* **REQUIRED WORK**:
Find all the lines with "perfect" and gather them.

* **EXERCISE DATA**:

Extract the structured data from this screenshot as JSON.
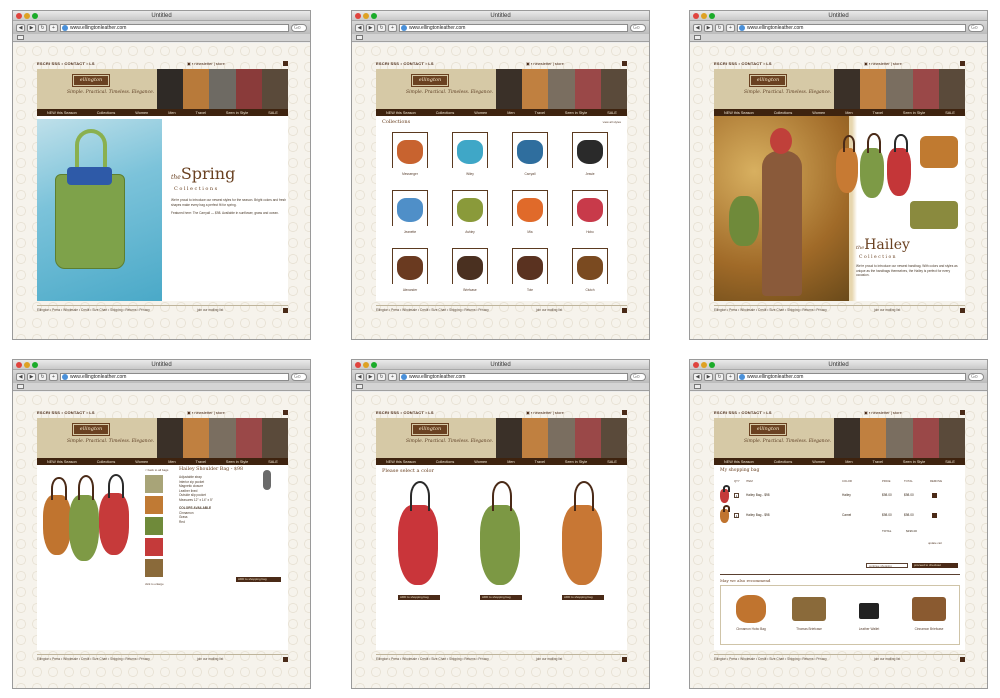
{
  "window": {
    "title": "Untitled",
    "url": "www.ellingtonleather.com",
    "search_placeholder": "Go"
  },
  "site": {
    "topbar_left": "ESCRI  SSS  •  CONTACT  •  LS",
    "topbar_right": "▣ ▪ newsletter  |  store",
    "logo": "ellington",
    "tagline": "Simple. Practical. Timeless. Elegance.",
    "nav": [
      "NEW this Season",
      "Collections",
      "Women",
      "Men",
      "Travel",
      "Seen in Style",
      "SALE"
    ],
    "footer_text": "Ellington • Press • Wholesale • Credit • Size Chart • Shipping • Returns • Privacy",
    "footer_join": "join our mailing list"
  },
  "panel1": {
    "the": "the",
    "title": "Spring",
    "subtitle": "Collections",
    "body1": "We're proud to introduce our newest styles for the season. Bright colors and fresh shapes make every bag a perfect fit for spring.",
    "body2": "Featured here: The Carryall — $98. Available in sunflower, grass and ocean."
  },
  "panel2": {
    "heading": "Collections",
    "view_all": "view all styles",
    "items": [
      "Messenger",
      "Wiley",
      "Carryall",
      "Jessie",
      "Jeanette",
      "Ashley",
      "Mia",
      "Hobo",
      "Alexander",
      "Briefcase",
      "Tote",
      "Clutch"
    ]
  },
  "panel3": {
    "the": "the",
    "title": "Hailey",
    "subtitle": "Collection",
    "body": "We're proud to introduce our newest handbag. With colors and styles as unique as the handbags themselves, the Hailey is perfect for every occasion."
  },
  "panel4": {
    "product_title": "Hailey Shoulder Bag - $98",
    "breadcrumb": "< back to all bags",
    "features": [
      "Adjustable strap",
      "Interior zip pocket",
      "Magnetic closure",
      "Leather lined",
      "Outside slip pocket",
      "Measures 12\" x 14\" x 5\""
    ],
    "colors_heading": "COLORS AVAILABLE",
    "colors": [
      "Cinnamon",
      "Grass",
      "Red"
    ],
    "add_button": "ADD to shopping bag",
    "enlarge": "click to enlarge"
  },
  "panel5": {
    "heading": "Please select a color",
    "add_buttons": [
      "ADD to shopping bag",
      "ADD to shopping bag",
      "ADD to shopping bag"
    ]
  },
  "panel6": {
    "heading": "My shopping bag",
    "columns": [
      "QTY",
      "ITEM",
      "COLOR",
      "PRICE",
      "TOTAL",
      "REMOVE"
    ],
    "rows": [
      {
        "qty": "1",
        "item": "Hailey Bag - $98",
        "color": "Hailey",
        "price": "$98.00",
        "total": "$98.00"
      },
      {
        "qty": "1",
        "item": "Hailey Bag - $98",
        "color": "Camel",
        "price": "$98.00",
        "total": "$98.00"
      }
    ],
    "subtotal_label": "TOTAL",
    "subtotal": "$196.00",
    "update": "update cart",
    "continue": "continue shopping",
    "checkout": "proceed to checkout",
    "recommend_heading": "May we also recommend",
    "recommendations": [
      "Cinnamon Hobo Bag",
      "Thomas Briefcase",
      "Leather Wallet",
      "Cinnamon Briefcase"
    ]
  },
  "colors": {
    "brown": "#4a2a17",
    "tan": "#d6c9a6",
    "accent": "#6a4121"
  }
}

==

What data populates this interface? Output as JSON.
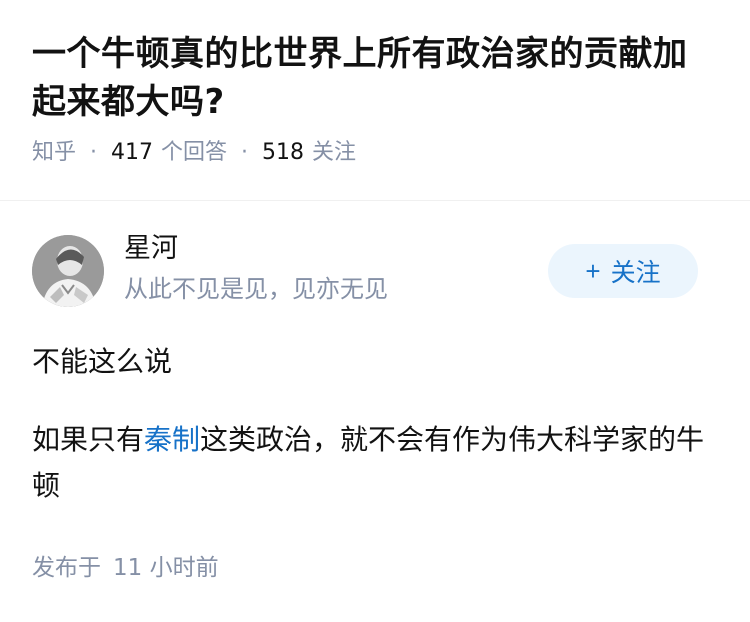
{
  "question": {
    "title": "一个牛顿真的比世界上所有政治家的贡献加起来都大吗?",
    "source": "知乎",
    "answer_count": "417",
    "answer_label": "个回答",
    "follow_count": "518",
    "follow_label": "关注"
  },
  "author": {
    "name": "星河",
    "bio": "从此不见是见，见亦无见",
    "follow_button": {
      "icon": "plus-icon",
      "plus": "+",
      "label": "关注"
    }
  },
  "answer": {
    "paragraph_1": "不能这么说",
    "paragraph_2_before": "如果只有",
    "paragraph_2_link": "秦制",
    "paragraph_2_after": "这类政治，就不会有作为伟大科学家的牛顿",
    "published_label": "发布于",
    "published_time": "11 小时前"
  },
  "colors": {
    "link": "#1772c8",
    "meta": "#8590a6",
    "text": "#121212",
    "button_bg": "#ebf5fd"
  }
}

* **ANSWER TO THIS TASK**:
    "body1": "We're proud to introduce our newest styles for the season. Bright colors and fresh shapes make every bag a perfect fit for spring.",
    "body": "We're proud to introduce our newest handbag. With colors and styles as unique as the handbags themselves, the Hailey is perfect for every occasion."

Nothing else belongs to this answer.